#### Given request
Retype all the records with nothing changed.

#### Provided records
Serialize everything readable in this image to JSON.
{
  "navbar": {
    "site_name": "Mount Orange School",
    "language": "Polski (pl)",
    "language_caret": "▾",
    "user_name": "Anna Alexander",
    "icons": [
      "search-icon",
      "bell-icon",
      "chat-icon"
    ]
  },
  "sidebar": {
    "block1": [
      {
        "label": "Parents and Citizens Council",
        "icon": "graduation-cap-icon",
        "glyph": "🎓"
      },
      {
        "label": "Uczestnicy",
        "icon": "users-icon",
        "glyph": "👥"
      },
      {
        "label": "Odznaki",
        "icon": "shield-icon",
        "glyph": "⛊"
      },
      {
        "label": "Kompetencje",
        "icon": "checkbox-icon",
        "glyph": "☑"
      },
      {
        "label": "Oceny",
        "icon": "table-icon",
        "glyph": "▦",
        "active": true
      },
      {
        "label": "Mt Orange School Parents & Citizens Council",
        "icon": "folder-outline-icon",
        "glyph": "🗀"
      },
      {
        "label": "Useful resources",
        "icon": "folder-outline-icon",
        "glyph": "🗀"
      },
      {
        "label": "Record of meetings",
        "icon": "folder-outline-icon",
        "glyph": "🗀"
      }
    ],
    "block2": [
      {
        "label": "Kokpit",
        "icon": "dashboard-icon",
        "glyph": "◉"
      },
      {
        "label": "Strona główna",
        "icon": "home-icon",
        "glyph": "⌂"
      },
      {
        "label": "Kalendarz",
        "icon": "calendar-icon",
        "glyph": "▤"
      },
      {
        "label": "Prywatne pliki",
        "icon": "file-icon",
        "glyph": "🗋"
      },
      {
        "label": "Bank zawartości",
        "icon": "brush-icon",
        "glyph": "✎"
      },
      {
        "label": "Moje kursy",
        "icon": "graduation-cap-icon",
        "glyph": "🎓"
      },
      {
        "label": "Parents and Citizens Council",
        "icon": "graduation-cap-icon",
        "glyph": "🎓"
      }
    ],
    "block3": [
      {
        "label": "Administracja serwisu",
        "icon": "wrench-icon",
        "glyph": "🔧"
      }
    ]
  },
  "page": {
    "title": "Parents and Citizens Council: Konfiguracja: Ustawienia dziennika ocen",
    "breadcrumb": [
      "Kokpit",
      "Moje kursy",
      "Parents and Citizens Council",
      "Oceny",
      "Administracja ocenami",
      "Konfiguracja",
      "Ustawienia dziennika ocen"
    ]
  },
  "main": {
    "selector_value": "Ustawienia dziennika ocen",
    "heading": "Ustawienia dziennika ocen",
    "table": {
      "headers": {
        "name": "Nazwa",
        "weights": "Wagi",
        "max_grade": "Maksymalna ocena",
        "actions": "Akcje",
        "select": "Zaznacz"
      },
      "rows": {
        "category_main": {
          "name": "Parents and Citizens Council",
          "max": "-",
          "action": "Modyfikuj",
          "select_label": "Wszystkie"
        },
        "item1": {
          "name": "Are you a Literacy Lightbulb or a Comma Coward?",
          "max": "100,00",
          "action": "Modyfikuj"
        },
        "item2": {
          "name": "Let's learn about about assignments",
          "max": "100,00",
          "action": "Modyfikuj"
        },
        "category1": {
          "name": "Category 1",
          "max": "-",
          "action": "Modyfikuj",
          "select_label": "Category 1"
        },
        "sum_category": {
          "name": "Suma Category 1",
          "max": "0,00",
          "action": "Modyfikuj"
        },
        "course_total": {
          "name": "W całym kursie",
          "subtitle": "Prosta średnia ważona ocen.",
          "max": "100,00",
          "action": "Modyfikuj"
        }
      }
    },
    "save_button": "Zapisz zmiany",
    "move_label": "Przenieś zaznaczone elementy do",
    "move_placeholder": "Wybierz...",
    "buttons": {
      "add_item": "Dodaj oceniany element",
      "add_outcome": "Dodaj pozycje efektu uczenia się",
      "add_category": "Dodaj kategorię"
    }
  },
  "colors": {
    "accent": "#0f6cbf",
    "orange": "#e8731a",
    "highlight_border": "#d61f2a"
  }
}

#### Exercise response
Serialize everything readable in this image to JSON.
{
  "navbar": {
    "site_name": "Mount Orange School",
    "language": "Polski (pl)",
    "language_caret": "▾",
    "user_name": "Anna Alexander",
    "icons": [
      "search-icon",
      "bell-icon",
      "chat-icon"
    ]
  },
  "sidebar": {
    "block1": [
      {
        "label": "Parents and Citizens Council",
        "icon": "graduation-cap-icon",
        "glyph": "🎓"
      },
      {
        "label": "Uczestnicy",
        "icon": "users-icon",
        "glyph": "👥"
      },
      {
        "label": "Odznaki",
        "icon": "shield-icon",
        "glyph": "⛊"
      },
      {
        "label": "Kompetencje",
        "icon": "checkbox-icon",
        "glyph": "☑"
      },
      {
        "label": "Oceny",
        "icon": "table-icon",
        "glyph": "▦",
        "active": true
      },
      {
        "label": "Mt Orange School Parents & Citizens Council",
        "icon": "folder-outline-icon",
        "glyph": "🗀"
      },
      {
        "label": "Useful resources",
        "icon": "folder-outline-icon",
        "glyph": "🗀"
      },
      {
        "label": "Record of meetings",
        "icon": "folder-outline-icon",
        "glyph": "🗀"
      }
    ],
    "block2": [
      {
        "label": "Kokpit",
        "icon": "dashboard-icon",
        "glyph": "◉"
      },
      {
        "label": "Strona główna",
        "icon": "home-icon",
        "glyph": "⌂"
      },
      {
        "label": "Kalendarz",
        "icon": "calendar-icon",
        "glyph": "▤"
      },
      {
        "label": "Prywatne pliki",
        "icon": "file-icon",
        "glyph": "🗋"
      },
      {
        "label": "Bank zawartości",
        "icon": "brush-icon",
        "glyph": "✎"
      },
      {
        "label": "Moje kursy",
        "icon": "graduation-cap-icon",
        "glyph": "🎓"
      },
      {
        "label": "Parents and Citizens Council",
        "icon": "graduation-cap-icon",
        "glyph": "🎓"
      }
    ],
    "block3": [
      {
        "label": "Administracja serwisu",
        "icon": "wrench-icon",
        "glyph": "🔧"
      }
    ]
  },
  "page": {
    "title": "Parents and Citizens Council: Konfiguracja: Ustawienia dziennika ocen",
    "breadcrumb": [
      "Kokpit",
      "Moje kursy",
      "Parents and Citizens Council",
      "Oceny",
      "Administracja ocenami",
      "Konfiguracja",
      "Ustawienia dziennika ocen"
    ]
  },
  "main": {
    "selector_value": "Ustawienia dziennika ocen",
    "heading": "Ustawienia dziennika ocen",
    "table": {
      "headers": {
        "name": "Nazwa",
        "weights": "Wagi",
        "max_grade": "Maksymalna ocena",
        "actions": "Akcje",
        "select": "Zaznacz"
      },
      "rows": {
        "category_main": {
          "name": "Parents and Citizens Council",
          "max": "-",
          "action": "Modyfikuj",
          "select_label": "Wszystkie"
        },
        "item1": {
          "name": "Are you a Literacy Lightbulb or a Comma Coward?",
          "max": "100,00",
          "action": "Modyfikuj"
        },
        "item2": {
          "name": "Let's learn about about assignments",
          "max": "100,00",
          "action": "Modyfikuj"
        },
        "category1": {
          "name": "Category 1",
          "max": "-",
          "action": "Modyfikuj",
          "select_label": "Category 1"
        },
        "sum_category": {
          "name": "Suma Category 1",
          "max": "0,00",
          "action": "Modyfikuj"
        },
        "course_total": {
          "name": "W całym kursie",
          "subtitle": "Prosta średnia ważona ocen.",
          "max": "100,00",
          "action": "Modyfikuj"
        }
      }
    },
    "save_button": "Zapisz zmiany",
    "move_label": "Przenieś zaznaczone elementy do",
    "move_placeholder": "Wybierz...",
    "buttons": {
      "add_item": "Dodaj oceniany element",
      "add_outcome": "Dodaj pozycje efektu uczenia się",
      "add_category": "Dodaj kategorię"
    }
  },
  "colors": {
    "accent": "#0f6cbf",
    "orange": "#e8731a",
    "highlight_border": "#d61f2a"
  }
}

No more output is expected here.